** Start **

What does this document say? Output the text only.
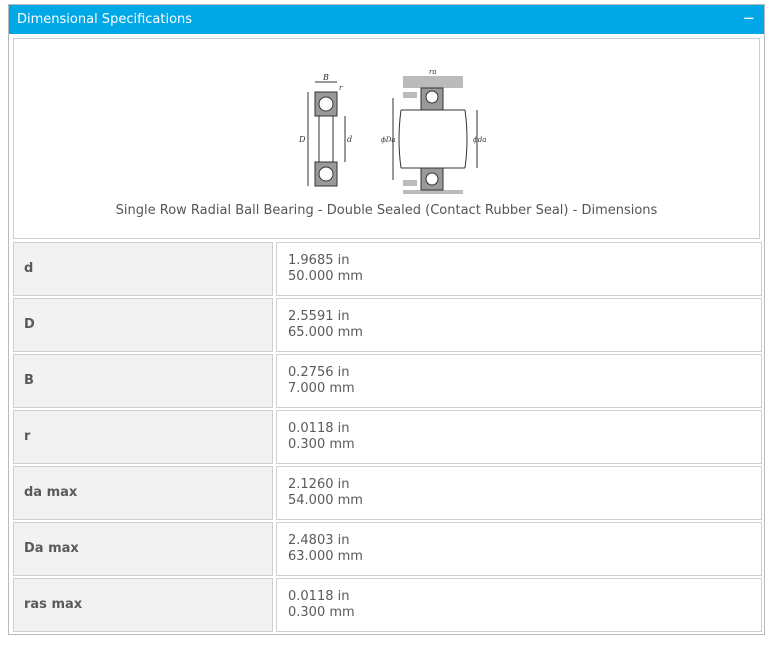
Dimensional Specifications	−
B
r
D	d	ϕDa	ϕda
ra
Single Row Radial Ball Bearing - Double Sealed (Contact Rubber Seal) - Dimensions
d
1.9685 in
50.000 mm
D
2.5591 in
65.000 mm
B
0.2756 in
7.000 mm
r
0.0118 in
0.300 mm
da max
2.1260 in
54.000 mm
Da max
2.4803 in
63.000 mm
ras max
0.0118 in
0.300 mm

** End **

> YOUR TASK: Reproduce the entries above word for word. Pictures stay out.

> SOLUTION FOR THIS TASK:
What does this document say? Output the text only.
Dimensional Specifications	−
B
r
D	d	ϕDa	ϕda
ra
Single Row Radial Ball Bearing - Double Sealed (Contact Rubber Seal) - Dimensions
d
1.9685 in
50.000 mm
D
2.5591 in
65.000 mm
B
0.2756 in
7.000 mm
r
0.0118 in
0.300 mm
da max
2.1260 in
54.000 mm
Da max
2.4803 in
63.000 mm
ras max
0.0118 in
0.300 mm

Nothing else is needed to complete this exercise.